→ **Stated goal**
Determine the number of lines in the data that include the word "background", and write only that number.

Records from a collection:

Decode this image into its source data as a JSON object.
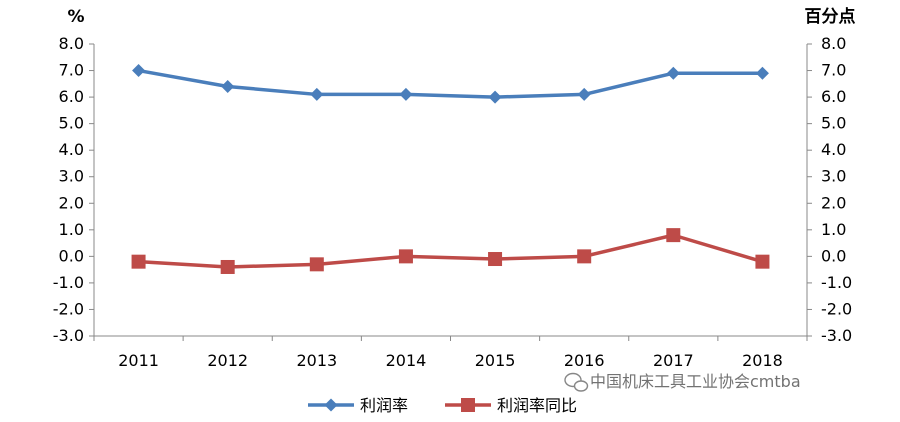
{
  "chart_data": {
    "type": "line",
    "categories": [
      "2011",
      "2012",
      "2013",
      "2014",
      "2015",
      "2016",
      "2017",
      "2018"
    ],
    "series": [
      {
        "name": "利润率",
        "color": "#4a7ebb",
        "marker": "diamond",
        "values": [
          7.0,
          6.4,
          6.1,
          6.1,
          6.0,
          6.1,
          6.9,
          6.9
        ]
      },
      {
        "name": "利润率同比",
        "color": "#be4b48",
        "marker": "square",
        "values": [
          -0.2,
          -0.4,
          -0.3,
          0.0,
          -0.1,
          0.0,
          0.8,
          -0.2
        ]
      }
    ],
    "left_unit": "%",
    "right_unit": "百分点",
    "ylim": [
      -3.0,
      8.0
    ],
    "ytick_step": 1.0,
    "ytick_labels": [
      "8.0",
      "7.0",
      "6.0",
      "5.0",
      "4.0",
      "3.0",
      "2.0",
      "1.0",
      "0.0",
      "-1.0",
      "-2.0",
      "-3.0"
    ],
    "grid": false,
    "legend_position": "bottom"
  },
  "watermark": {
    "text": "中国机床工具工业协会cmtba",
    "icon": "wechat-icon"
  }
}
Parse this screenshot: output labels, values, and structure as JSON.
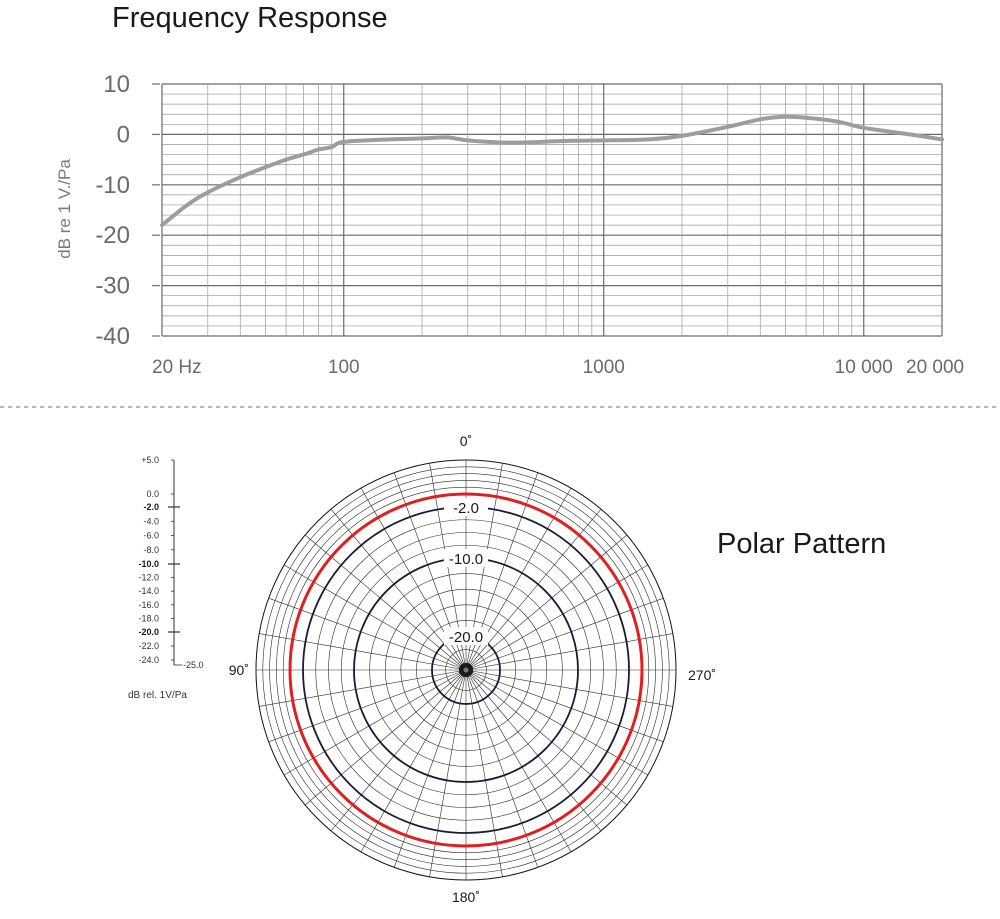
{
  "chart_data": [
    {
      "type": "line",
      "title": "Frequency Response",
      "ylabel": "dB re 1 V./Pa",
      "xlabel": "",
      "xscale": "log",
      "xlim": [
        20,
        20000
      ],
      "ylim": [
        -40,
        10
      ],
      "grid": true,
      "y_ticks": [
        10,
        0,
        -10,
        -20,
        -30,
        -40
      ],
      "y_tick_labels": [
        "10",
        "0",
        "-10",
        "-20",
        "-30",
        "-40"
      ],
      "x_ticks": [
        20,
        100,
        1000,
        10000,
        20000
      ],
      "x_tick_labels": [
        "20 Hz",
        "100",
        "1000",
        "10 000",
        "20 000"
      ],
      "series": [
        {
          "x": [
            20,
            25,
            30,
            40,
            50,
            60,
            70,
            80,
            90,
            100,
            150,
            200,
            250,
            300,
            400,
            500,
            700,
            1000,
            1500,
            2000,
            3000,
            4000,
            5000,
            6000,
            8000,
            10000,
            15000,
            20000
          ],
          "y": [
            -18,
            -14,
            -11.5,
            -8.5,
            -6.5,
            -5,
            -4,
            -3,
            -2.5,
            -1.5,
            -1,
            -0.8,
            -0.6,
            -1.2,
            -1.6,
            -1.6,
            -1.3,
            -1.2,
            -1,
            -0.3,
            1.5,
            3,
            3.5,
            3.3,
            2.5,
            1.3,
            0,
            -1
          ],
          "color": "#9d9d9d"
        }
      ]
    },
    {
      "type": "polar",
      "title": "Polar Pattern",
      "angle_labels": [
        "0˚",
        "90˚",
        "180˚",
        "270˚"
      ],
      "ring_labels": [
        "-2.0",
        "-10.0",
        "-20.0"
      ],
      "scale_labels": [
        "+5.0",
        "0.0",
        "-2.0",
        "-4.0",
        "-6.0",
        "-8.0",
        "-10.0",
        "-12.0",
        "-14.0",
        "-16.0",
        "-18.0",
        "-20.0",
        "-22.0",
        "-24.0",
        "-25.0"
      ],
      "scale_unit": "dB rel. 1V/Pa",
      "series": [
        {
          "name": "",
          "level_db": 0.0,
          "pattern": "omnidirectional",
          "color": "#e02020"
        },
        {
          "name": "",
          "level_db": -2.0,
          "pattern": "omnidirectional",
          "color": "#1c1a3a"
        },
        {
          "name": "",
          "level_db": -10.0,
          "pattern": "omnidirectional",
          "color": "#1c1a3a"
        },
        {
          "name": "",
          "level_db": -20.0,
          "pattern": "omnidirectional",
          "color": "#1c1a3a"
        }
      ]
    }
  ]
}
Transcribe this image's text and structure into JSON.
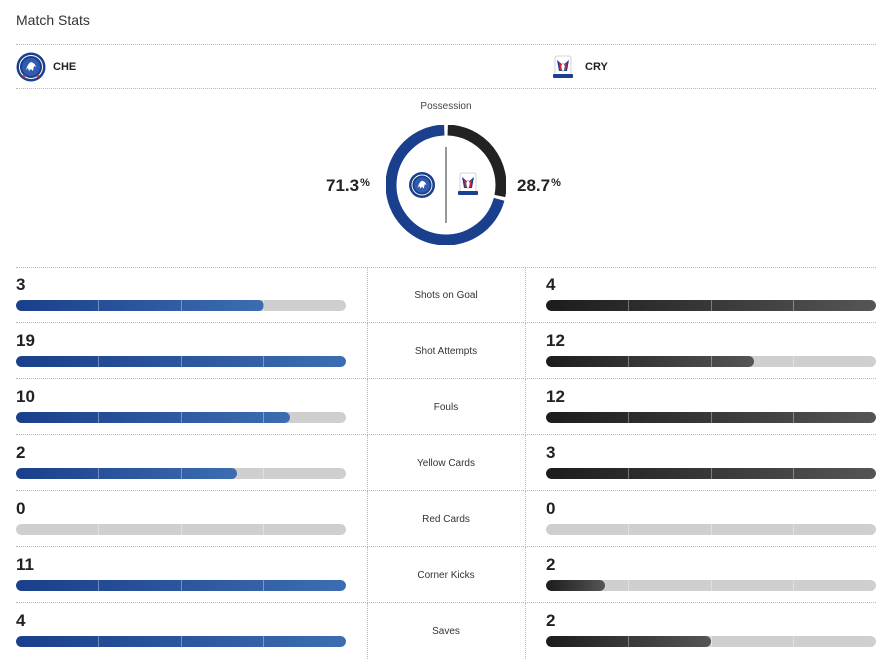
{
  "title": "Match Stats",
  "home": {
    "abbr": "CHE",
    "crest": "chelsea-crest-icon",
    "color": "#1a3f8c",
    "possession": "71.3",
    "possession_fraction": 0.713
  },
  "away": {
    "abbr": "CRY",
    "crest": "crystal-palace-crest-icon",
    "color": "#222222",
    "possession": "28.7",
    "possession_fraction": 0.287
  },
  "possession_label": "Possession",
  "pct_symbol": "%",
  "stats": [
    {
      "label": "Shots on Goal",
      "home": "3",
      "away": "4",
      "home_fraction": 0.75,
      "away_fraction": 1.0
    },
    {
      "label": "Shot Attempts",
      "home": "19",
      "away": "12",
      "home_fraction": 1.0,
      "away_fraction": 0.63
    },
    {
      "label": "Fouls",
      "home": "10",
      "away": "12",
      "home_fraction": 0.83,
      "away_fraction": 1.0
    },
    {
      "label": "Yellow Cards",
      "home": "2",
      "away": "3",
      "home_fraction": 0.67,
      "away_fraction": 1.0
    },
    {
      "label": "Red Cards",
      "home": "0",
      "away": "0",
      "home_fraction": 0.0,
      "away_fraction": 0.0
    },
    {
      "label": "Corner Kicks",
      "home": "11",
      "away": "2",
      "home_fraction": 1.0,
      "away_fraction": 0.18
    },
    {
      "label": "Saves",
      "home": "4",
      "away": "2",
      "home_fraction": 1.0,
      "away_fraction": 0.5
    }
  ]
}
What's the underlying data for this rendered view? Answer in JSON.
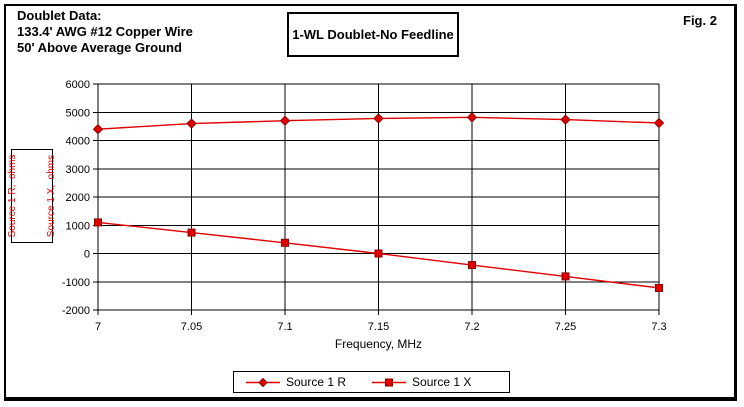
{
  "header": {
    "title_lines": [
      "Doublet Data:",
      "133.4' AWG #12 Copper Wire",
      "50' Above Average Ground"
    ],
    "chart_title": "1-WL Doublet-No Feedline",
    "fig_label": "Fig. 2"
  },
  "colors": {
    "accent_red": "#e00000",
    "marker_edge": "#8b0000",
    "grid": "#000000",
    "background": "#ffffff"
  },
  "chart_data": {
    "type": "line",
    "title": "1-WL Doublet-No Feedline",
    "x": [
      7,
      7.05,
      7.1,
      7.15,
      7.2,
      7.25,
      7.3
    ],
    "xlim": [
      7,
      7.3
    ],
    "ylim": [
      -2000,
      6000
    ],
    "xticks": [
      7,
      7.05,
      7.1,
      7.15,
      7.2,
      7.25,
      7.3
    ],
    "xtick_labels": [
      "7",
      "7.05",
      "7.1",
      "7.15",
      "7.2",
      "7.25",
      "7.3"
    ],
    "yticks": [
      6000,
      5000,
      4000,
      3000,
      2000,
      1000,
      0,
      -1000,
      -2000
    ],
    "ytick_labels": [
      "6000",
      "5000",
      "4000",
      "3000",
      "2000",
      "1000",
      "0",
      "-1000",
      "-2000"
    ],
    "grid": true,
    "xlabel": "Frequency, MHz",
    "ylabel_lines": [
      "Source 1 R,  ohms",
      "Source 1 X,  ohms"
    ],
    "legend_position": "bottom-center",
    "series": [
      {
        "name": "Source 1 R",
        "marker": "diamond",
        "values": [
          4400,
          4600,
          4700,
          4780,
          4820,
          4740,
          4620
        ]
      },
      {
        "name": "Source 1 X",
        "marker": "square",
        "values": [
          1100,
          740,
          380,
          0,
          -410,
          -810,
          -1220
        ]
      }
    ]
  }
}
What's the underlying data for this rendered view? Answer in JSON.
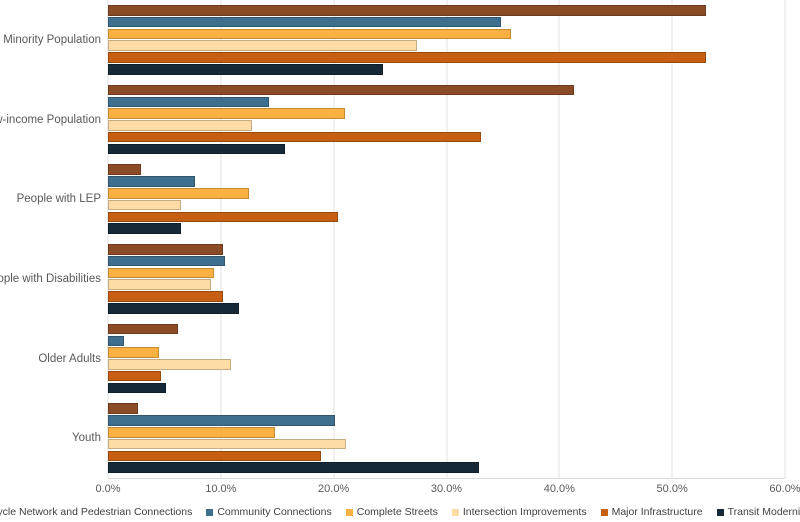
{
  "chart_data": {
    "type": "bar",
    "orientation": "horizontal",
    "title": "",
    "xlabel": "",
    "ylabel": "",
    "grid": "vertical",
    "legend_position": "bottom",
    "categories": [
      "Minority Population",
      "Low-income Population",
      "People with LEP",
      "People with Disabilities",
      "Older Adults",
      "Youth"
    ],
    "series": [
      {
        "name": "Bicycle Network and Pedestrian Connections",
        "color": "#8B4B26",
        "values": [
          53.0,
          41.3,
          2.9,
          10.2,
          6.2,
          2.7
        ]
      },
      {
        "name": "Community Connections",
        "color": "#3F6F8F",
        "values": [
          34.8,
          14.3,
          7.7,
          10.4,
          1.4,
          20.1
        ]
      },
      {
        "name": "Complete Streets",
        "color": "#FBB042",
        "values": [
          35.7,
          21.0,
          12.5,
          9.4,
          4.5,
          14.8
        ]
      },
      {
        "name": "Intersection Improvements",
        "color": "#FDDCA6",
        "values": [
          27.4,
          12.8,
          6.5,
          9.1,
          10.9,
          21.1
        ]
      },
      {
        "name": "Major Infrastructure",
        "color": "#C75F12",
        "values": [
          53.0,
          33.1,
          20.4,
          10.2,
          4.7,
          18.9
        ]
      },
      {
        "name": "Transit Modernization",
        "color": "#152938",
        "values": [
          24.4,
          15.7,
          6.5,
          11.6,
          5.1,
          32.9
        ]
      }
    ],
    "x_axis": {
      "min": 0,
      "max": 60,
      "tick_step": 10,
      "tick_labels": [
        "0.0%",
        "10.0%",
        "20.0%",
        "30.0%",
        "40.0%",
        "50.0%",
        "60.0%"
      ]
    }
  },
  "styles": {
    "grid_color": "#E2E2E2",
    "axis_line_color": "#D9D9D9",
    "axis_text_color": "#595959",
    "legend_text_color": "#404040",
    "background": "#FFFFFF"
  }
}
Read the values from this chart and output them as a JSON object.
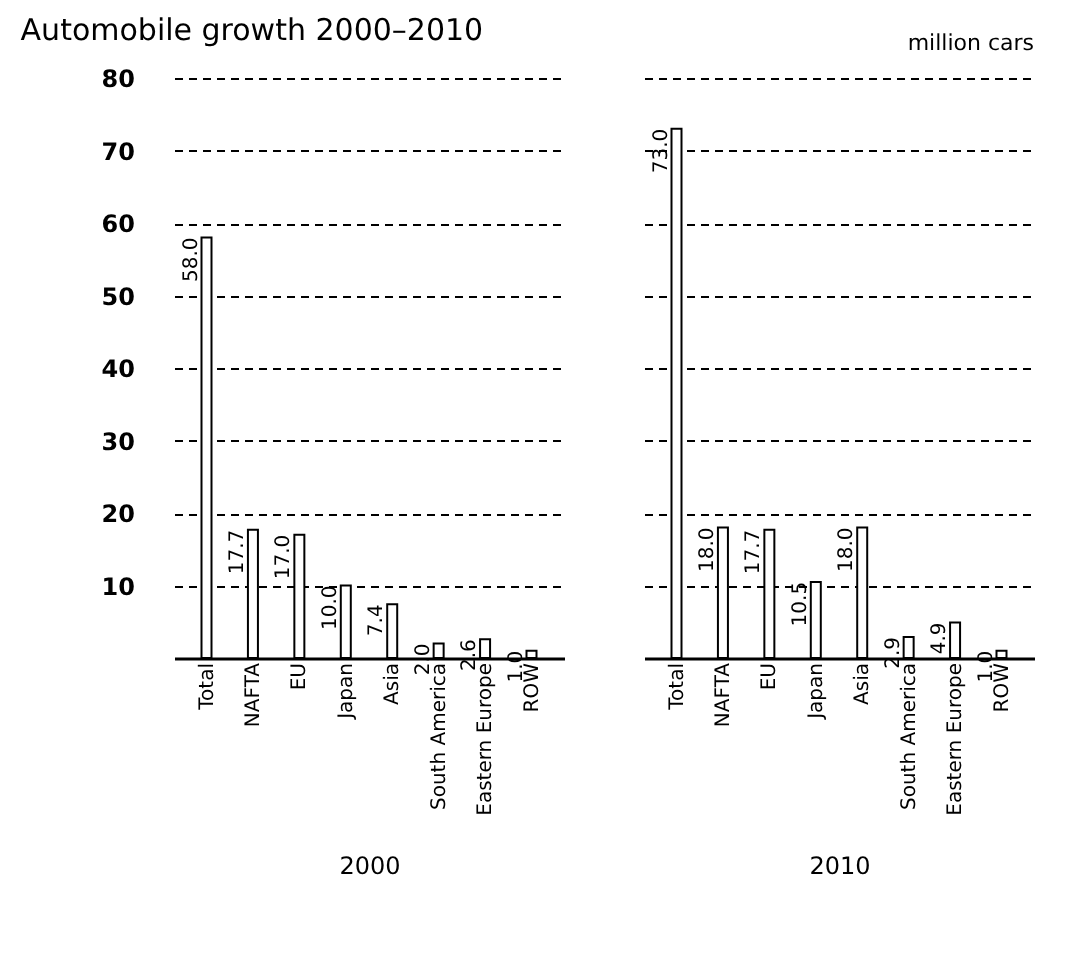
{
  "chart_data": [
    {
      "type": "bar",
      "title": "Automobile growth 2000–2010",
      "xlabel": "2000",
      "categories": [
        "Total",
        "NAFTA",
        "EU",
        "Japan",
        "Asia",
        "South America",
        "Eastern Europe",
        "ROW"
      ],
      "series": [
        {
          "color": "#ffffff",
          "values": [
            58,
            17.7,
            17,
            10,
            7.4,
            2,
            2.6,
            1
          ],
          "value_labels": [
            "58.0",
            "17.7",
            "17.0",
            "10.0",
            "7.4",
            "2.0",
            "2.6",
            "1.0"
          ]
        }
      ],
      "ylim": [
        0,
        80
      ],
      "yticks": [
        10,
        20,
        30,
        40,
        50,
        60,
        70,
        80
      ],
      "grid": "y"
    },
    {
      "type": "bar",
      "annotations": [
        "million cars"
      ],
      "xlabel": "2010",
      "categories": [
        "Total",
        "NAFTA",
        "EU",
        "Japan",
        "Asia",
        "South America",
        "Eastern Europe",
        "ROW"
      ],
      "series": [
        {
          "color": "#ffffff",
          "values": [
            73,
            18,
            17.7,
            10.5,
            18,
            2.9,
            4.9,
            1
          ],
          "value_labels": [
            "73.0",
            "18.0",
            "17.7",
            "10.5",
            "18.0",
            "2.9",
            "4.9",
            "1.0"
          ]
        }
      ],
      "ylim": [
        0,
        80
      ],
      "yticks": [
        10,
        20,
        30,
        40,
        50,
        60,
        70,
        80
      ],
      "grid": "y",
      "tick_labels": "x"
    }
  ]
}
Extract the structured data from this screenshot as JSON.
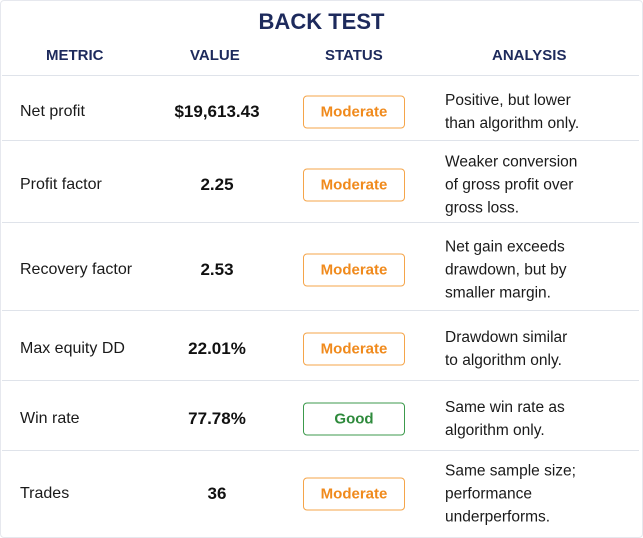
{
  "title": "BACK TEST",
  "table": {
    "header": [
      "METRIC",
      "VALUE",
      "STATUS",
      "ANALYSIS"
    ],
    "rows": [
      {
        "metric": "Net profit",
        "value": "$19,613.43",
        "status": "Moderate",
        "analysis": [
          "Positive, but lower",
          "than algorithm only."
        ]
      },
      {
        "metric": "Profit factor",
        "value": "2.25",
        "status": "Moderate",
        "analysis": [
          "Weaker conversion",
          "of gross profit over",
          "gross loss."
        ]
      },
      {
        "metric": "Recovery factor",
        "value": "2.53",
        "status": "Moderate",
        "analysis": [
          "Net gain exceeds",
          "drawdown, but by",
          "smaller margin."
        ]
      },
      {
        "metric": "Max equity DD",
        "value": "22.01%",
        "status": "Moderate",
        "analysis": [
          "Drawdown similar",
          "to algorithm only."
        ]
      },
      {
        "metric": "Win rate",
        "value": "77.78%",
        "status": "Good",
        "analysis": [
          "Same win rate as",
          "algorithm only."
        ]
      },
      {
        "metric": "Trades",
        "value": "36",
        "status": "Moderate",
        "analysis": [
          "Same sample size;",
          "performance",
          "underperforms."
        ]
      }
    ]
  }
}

→ **Expected output**
2